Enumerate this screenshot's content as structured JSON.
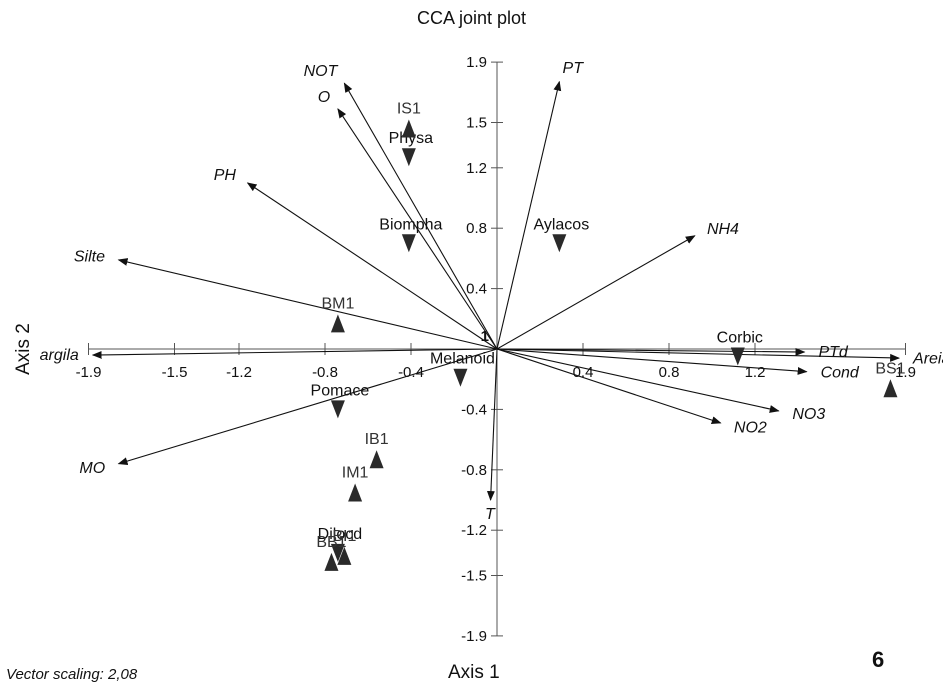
{
  "chart_data": {
    "type": "scatter",
    "title": "CCA joint plot",
    "xlabel": "Axis 1",
    "ylabel": "Axis 2",
    "xlim": [
      -1.9,
      1.9
    ],
    "ylim": [
      -1.9,
      1.9
    ],
    "x_ticks": [
      "-1.9",
      "-1.5",
      "-1.2",
      "-0.8",
      "-0.4",
      "0.4",
      "0.8",
      "1.2",
      "1.9"
    ],
    "y_ticks": [
      "1.9",
      "1.5",
      "1.2",
      "0.8",
      "0.4",
      "-0.4",
      "-0.8",
      "-1.2",
      "-1.5",
      "-1.9"
    ],
    "origin_label": "1",
    "vectors": [
      {
        "name": "NOT",
        "x": -0.71,
        "y": 1.76
      },
      {
        "name": "O",
        "x": -0.74,
        "y": 1.59
      },
      {
        "name": "PT",
        "x": 0.29,
        "y": 1.77
      },
      {
        "name": "PH",
        "x": -1.16,
        "y": 1.1
      },
      {
        "name": "NH4",
        "x": 0.92,
        "y": 0.75
      },
      {
        "name": "Silte",
        "x": -1.76,
        "y": 0.59
      },
      {
        "name": "argila",
        "x": -1.88,
        "y": -0.04
      },
      {
        "name": "PTd",
        "x": 1.43,
        "y": -0.02
      },
      {
        "name": "Areia",
        "x": 1.87,
        "y": -0.06
      },
      {
        "name": "Cond",
        "x": 1.44,
        "y": -0.15
      },
      {
        "name": "NO3",
        "x": 1.31,
        "y": -0.41
      },
      {
        "name": "NO2",
        "x": 1.04,
        "y": -0.49
      },
      {
        "name": "MO",
        "x": -1.76,
        "y": -0.76
      },
      {
        "name": "T",
        "x": -0.03,
        "y": -1.0
      }
    ],
    "species": [
      {
        "name": "Physa",
        "x": -0.41,
        "y": 1.27
      },
      {
        "name": "Biompha",
        "x": -0.41,
        "y": 0.7
      },
      {
        "name": "Aylacos",
        "x": 0.29,
        "y": 0.7
      },
      {
        "name": "Corbic",
        "x": 1.12,
        "y": -0.05
      },
      {
        "name": "Melanoid",
        "x": -0.17,
        "y": -0.19
      },
      {
        "name": "Pomace",
        "x": -0.74,
        "y": -0.4
      },
      {
        "name": "Dilocd",
        "x": -0.74,
        "y": -1.35
      }
    ],
    "sites": [
      {
        "name": "IS1",
        "x": -0.41,
        "y": 1.46
      },
      {
        "name": "BM1",
        "x": -0.74,
        "y": 0.17
      },
      {
        "name": "BS1",
        "x": 1.83,
        "y": -0.26
      },
      {
        "name": "IB1",
        "x": -0.56,
        "y": -0.73
      },
      {
        "name": "IM1",
        "x": -0.66,
        "y": -0.95
      },
      {
        "name": "BB1",
        "x": -0.77,
        "y": -1.41
      },
      {
        "name": "BI1",
        "x": -0.71,
        "y": -1.37
      }
    ]
  },
  "annotations": {
    "vector_scaling": "Vector scaling: 2,08",
    "panel_number": "6"
  },
  "colors": {
    "axis": "#555555",
    "arrow": "#111111",
    "marker": "#2a2a2a"
  }
}
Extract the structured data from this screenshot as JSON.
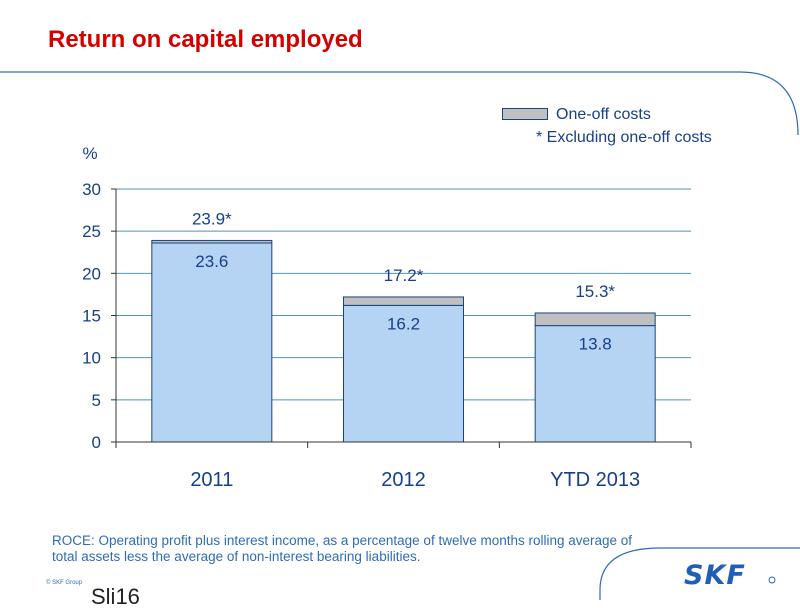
{
  "slide": {
    "title": "Return on capital employed",
    "footnote": "ROCE: Operating profit plus interest income, as a percentage of twelve months rolling average of total assets less the average of non-interest bearing liabilities.",
    "copyright": "© SKF Group",
    "slide_number": "Sli16",
    "logo_text": "SKF",
    "colors": {
      "title": "#d40000",
      "text": "#173f8a",
      "bar_base": "#b5d3f2",
      "bar_oneoff": "#c0c0c0",
      "bar_edge": "#17447c",
      "grid": "#4f95bf"
    }
  },
  "legend": {
    "one_off_label": "One-off costs",
    "excluding_label": "*  Excluding one-off costs"
  },
  "chart_data": {
    "type": "bar",
    "stacked": true,
    "ylabel": "%",
    "ylim": [
      0,
      30
    ],
    "yticks": [
      0,
      5,
      10,
      15,
      20,
      25,
      30
    ],
    "grid": true,
    "legend_position": "top-right",
    "categories": [
      "2011",
      "2012",
      "YTD 2013"
    ],
    "series": [
      {
        "values": [
          23.6,
          16.2,
          13.8
        ]
      },
      {
        "name": "One-off costs",
        "values": [
          0.3,
          1.0,
          1.5
        ]
      }
    ],
    "base_labels": [
      "23.6",
      "16.2",
      "13.8"
    ],
    "total_labels": [
      "23.9*",
      "17.2*",
      "15.3*"
    ],
    "totals": [
      23.9,
      17.2,
      15.3
    ]
  }
}
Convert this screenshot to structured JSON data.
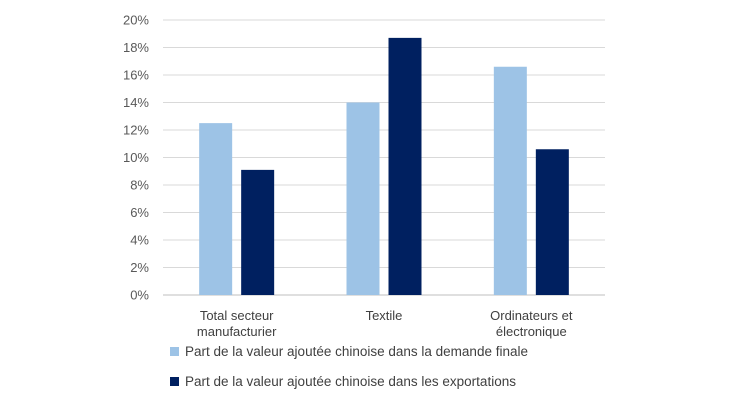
{
  "chart_data": {
    "type": "bar",
    "categories": [
      [
        "Total secteur",
        "manufacturier"
      ],
      [
        "Textile"
      ],
      [
        "Ordinateurs et",
        "électronique"
      ]
    ],
    "series": [
      {
        "name": "Part de la valeur ajoutée chinoise dans la demande finale",
        "values": [
          12.5,
          14.0,
          16.6
        ],
        "color": "#9dc3e6"
      },
      {
        "name": "Part de la valeur ajoutée chinoise dans les exportations",
        "values": [
          9.1,
          18.7,
          10.6
        ],
        "color": "#002060"
      }
    ],
    "yticks": [
      "0%",
      "2%",
      "4%",
      "6%",
      "8%",
      "10%",
      "12%",
      "14%",
      "16%",
      "18%",
      "20%"
    ],
    "ylim": [
      0,
      20
    ],
    "grid": true,
    "legend_position": "bottom"
  }
}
- - - -
◆ Aim
Please transcribe the material above exactly as written. Leave the pictures out.

◆ Task solution
Enumerate this screenshot's content as structured JSON.
{
  "chart_data": {
    "type": "scatter",
    "title": "CCA joint plot",
    "xlabel": "Axis 1",
    "ylabel": "Axis 2",
    "xlim": [
      -1.9,
      1.9
    ],
    "ylim": [
      -1.9,
      1.9
    ],
    "x_ticks": [
      "-1.9",
      "-1.5",
      "-1.2",
      "-0.8",
      "-0.4",
      "0.4",
      "0.8",
      "1.2",
      "1.9"
    ],
    "y_ticks": [
      "1.9",
      "1.5",
      "1.2",
      "0.8",
      "0.4",
      "-0.4",
      "-0.8",
      "-1.2",
      "-1.5",
      "-1.9"
    ],
    "origin_label": "1",
    "vectors": [
      {
        "name": "NOT",
        "x": -0.71,
        "y": 1.76
      },
      {
        "name": "O",
        "x": -0.74,
        "y": 1.59
      },
      {
        "name": "PT",
        "x": 0.29,
        "y": 1.77
      },
      {
        "name": "PH",
        "x": -1.16,
        "y": 1.1
      },
      {
        "name": "NH4",
        "x": 0.92,
        "y": 0.75
      },
      {
        "name": "Silte",
        "x": -1.76,
        "y": 0.59
      },
      {
        "name": "argila",
        "x": -1.88,
        "y": -0.04
      },
      {
        "name": "PTd",
        "x": 1.43,
        "y": -0.02
      },
      {
        "name": "Areia",
        "x": 1.87,
        "y": -0.06
      },
      {
        "name": "Cond",
        "x": 1.44,
        "y": -0.15
      },
      {
        "name": "NO3",
        "x": 1.31,
        "y": -0.41
      },
      {
        "name": "NO2",
        "x": 1.04,
        "y": -0.49
      },
      {
        "name": "MO",
        "x": -1.76,
        "y": -0.76
      },
      {
        "name": "T",
        "x": -0.03,
        "y": -1.0
      }
    ],
    "species": [
      {
        "name": "Physa",
        "x": -0.41,
        "y": 1.27
      },
      {
        "name": "Biompha",
        "x": -0.41,
        "y": 0.7
      },
      {
        "name": "Aylacos",
        "x": 0.29,
        "y": 0.7
      },
      {
        "name": "Corbic",
        "x": 1.12,
        "y": -0.05
      },
      {
        "name": "Melanoid",
        "x": -0.17,
        "y": -0.19
      },
      {
        "name": "Pomace",
        "x": -0.74,
        "y": -0.4
      },
      {
        "name": "Dilocd",
        "x": -0.74,
        "y": -1.35
      }
    ],
    "sites": [
      {
        "name": "IS1",
        "x": -0.41,
        "y": 1.46
      },
      {
        "name": "BM1",
        "x": -0.74,
        "y": 0.17
      },
      {
        "name": "BS1",
        "x": 1.83,
        "y": -0.26
      },
      {
        "name": "IB1",
        "x": -0.56,
        "y": -0.73
      },
      {
        "name": "IM1",
        "x": -0.66,
        "y": -0.95
      },
      {
        "name": "BB1",
        "x": -0.77,
        "y": -1.41
      },
      {
        "name": "BI1",
        "x": -0.71,
        "y": -1.37
      }
    ]
  },
  "annotations": {
    "vector_scaling": "Vector scaling: 2,08",
    "panel_number": "6"
  },
  "colors": {
    "axis": "#555555",
    "arrow": "#111111",
    "marker": "#2a2a2a"
  }
}
Extract the structured data from this screenshot as JSON.
{
  "slide": {
    "title": "Return on capital employed",
    "footnote": "ROCE: Operating profit plus interest income, as a percentage of twelve months rolling average of total assets less the average of non-interest bearing liabilities.",
    "copyright": "© SKF Group",
    "slide_number": "Sli16",
    "logo_text": "SKF",
    "colors": {
      "title": "#d40000",
      "text": "#173f8a",
      "bar_base": "#b5d3f2",
      "bar_oneoff": "#c0c0c0",
      "bar_edge": "#17447c",
      "grid": "#4f95bf"
    }
  },
  "legend": {
    "one_off_label": "One-off costs",
    "excluding_label": "*  Excluding one-off costs"
  },
  "chart_data": {
    "type": "bar",
    "stacked": true,
    "ylabel": "%",
    "ylim": [
      0,
      30
    ],
    "yticks": [
      0,
      5,
      10,
      15,
      20,
      25,
      30
    ],
    "grid": true,
    "legend_position": "top-right",
    "categories": [
      "2011",
      "2012",
      "YTD 2013"
    ],
    "series": [
      {
        "values": [
          23.6,
          16.2,
          13.8
        ]
      },
      {
        "name": "One-off costs",
        "values": [
          0.3,
          1.0,
          1.5
        ]
      }
    ],
    "base_labels": [
      "23.6",
      "16.2",
      "13.8"
    ],
    "total_labels": [
      "23.9*",
      "17.2*",
      "15.3*"
    ],
    "totals": [
      23.9,
      17.2,
      15.3
    ]
  }
}
Convert this screenshot to structured JSON data.
{
  "chart_data": {
    "type": "bar",
    "categories": [
      [
        "Total secteur",
        "manufacturier"
      ],
      [
        "Textile"
      ],
      [
        "Ordinateurs et",
        "électronique"
      ]
    ],
    "series": [
      {
        "name": "Part de la valeur ajoutée chinoise dans la demande finale",
        "values": [
          12.5,
          14.0,
          16.6
        ],
        "color": "#9dc3e6"
      },
      {
        "name": "Part de la valeur ajoutée chinoise dans les exportations",
        "values": [
          9.1,
          18.7,
          10.6
        ],
        "color": "#002060"
      }
    ],
    "yticks": [
      "0%",
      "2%",
      "4%",
      "6%",
      "8%",
      "10%",
      "12%",
      "14%",
      "16%",
      "18%",
      "20%"
    ],
    "ylim": [
      0,
      20
    ],
    "grid": true,
    "legend_position": "bottom"
  }
}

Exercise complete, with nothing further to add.